=== Dataset records ===
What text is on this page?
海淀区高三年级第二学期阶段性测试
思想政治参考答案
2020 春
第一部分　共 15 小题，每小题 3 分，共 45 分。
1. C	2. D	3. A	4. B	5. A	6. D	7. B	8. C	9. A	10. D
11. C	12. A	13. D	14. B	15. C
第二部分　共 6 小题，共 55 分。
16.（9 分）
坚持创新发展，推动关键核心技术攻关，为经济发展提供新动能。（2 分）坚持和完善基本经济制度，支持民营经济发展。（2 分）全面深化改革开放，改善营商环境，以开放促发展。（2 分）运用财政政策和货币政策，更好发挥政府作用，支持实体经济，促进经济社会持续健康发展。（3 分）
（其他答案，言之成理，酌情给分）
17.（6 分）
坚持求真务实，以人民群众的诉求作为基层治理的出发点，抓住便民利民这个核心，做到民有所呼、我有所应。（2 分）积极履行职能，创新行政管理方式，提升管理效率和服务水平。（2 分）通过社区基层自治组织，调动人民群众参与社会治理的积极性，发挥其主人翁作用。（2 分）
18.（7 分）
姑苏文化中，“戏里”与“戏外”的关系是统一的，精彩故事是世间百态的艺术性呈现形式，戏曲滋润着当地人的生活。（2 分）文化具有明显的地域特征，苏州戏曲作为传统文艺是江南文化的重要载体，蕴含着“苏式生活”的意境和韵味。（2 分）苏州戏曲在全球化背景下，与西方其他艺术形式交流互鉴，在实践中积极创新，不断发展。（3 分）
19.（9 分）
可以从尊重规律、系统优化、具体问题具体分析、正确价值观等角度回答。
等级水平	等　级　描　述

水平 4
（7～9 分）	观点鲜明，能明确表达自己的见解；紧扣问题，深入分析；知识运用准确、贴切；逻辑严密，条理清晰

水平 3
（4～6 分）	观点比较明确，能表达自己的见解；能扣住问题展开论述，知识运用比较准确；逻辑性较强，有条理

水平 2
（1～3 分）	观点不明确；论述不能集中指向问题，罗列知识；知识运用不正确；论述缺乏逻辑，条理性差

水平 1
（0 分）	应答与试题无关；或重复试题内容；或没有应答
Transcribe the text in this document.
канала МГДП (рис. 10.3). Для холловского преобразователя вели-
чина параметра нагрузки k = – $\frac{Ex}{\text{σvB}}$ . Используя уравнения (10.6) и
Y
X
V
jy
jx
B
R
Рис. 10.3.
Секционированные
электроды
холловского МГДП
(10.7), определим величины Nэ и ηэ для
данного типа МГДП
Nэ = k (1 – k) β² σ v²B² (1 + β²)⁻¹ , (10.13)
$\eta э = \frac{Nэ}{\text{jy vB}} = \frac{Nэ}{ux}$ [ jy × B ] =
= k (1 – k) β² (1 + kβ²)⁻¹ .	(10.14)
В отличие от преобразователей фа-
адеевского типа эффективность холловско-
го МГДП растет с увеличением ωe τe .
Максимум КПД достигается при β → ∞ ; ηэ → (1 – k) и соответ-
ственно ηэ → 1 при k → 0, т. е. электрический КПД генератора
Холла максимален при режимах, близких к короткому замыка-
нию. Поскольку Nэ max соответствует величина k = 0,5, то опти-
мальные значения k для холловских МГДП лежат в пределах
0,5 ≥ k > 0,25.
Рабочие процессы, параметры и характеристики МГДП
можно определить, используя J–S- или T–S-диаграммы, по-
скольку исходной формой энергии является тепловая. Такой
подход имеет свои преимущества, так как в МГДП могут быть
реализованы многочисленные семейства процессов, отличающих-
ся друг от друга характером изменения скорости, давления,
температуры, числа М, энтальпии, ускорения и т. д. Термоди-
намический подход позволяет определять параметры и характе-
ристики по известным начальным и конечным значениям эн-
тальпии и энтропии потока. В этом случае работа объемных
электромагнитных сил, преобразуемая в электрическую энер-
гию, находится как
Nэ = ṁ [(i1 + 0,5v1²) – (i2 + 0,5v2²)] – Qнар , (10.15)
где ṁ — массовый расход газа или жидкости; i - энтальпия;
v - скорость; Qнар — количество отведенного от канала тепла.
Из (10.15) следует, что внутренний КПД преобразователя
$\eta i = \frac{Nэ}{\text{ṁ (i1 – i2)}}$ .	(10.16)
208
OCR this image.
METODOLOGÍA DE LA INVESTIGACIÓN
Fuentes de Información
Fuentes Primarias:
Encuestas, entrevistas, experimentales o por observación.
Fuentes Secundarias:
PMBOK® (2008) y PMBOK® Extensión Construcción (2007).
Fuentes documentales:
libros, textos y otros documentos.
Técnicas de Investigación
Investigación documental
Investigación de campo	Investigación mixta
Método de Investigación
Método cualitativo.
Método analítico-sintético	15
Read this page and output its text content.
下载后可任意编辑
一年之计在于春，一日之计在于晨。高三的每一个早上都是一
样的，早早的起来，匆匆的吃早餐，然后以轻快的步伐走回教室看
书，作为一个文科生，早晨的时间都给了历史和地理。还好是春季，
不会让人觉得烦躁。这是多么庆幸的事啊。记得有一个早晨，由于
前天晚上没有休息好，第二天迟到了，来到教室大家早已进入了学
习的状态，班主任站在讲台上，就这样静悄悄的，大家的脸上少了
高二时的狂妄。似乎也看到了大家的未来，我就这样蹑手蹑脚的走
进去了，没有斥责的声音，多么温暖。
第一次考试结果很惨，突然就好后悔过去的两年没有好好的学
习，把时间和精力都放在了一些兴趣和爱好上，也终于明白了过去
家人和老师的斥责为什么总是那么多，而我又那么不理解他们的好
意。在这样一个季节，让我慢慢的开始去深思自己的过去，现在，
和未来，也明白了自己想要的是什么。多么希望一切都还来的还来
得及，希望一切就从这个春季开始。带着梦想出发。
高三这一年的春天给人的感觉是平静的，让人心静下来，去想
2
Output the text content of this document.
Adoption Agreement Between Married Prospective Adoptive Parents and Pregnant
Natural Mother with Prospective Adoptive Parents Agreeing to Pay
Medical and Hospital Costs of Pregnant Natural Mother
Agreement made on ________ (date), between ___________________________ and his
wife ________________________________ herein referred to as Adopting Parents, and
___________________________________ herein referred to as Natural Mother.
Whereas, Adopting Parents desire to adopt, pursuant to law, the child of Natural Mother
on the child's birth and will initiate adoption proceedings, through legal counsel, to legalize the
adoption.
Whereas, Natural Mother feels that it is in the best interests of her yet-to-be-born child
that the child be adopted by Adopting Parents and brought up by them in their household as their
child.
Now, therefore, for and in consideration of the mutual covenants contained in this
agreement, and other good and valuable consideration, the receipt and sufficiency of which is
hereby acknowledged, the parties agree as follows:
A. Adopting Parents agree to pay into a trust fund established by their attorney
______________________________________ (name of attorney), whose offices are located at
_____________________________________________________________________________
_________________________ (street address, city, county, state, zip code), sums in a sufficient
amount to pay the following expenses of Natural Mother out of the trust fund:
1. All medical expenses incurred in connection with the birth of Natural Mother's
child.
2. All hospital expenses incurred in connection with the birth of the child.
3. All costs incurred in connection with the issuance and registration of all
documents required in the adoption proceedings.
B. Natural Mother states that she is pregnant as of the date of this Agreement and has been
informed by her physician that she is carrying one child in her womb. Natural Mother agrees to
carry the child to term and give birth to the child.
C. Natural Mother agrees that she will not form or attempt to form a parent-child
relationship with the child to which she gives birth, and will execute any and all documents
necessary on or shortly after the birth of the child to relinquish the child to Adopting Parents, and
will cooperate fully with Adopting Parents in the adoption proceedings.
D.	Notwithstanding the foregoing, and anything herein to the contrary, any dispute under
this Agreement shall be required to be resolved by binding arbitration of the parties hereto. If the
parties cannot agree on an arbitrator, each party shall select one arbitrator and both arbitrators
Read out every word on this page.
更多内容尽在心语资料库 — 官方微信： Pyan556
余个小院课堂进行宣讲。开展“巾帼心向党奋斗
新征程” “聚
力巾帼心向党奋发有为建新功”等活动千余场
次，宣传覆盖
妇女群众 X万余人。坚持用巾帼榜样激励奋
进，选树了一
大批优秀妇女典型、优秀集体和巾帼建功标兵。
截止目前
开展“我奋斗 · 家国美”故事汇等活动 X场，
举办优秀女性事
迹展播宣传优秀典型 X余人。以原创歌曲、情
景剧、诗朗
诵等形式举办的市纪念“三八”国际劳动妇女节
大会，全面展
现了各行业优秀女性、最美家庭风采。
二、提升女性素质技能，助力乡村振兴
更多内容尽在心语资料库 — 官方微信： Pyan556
===
=== Exercise prompt ===
Repeat exactly the lines above, starting with the line that contains "Read out every word on this page." and ending with the last line, both included, and nothing else.

=== Answer to the problem ===
Read out every word on this page.
更多内容尽在心语资料库 — 官方微信： Pyan556
余个小院课堂进行宣讲。开展“巾帼心向党奋斗
新征程” “聚
力巾帼心向党奋发有为建新功”等活动千余场
次，宣传覆盖
妇女群众 X万余人。坚持用巾帼榜样激励奋
进，选树了一
大批优秀妇女典型、优秀集体和巾帼建功标兵。
截止目前
开展“我奋斗 · 家国美”故事汇等活动 X场，
举办优秀女性事
迹展播宣传优秀典型 X余人。以原创歌曲、情
景剧、诗朗
诵等形式举办的市纪念“三八”国际劳动妇女节
大会，全面展
现了各行业优秀女性、最美家庭风采。
二、提升女性素质技能，助力乡村振兴
更多内容尽在心语资料库 — 官方微信： Pyan556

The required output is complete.